▶ [WRITTEN INSTRUCTION]: Across the entries, how many lines have the string "Reserves" in them? Reply with only a number.

▶ [EXTRACTED RECORDS]:
┌──

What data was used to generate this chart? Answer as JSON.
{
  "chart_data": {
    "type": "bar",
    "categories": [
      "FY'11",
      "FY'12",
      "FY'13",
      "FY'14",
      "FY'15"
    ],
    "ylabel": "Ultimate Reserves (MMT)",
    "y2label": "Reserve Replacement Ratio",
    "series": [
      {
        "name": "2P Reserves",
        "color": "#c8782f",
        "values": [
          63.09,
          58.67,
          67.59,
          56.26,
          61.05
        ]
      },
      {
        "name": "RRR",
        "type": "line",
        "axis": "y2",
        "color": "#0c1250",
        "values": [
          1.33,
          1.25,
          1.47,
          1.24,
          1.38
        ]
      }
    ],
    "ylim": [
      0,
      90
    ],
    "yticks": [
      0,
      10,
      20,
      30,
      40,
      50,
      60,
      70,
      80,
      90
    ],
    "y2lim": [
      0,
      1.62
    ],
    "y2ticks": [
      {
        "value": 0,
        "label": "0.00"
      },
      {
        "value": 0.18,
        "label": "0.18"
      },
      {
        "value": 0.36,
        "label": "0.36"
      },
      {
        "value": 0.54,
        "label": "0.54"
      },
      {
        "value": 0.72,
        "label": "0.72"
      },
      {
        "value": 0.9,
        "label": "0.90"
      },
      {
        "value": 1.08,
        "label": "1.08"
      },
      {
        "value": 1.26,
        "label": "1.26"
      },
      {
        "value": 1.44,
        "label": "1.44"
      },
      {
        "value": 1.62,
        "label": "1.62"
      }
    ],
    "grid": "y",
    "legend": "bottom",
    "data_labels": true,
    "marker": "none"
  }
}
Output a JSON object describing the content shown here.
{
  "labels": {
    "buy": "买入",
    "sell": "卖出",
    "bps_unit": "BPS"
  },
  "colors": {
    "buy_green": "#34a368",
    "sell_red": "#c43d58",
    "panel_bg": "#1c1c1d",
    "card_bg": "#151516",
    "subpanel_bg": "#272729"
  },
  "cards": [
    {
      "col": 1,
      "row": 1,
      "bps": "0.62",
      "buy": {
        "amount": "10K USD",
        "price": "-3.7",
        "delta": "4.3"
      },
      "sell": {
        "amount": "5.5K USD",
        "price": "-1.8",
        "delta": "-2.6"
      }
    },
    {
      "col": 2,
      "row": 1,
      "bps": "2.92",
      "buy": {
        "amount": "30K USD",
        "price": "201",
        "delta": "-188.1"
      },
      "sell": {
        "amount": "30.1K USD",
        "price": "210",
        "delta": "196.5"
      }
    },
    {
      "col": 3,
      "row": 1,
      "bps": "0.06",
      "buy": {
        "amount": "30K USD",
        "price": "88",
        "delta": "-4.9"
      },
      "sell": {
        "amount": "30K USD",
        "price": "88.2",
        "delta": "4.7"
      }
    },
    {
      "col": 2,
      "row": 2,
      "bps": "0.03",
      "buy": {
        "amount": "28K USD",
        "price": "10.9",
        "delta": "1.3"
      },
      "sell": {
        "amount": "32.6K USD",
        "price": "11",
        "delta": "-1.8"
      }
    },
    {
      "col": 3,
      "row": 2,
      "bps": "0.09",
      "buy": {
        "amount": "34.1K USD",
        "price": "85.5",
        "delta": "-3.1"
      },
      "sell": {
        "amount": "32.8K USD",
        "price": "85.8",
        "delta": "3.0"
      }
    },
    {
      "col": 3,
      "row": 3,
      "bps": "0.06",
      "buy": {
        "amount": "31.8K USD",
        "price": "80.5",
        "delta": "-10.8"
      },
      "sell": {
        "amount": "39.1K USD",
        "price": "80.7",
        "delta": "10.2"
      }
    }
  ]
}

└──

▶ [RESULT FOR THIS EXERCISE]: 2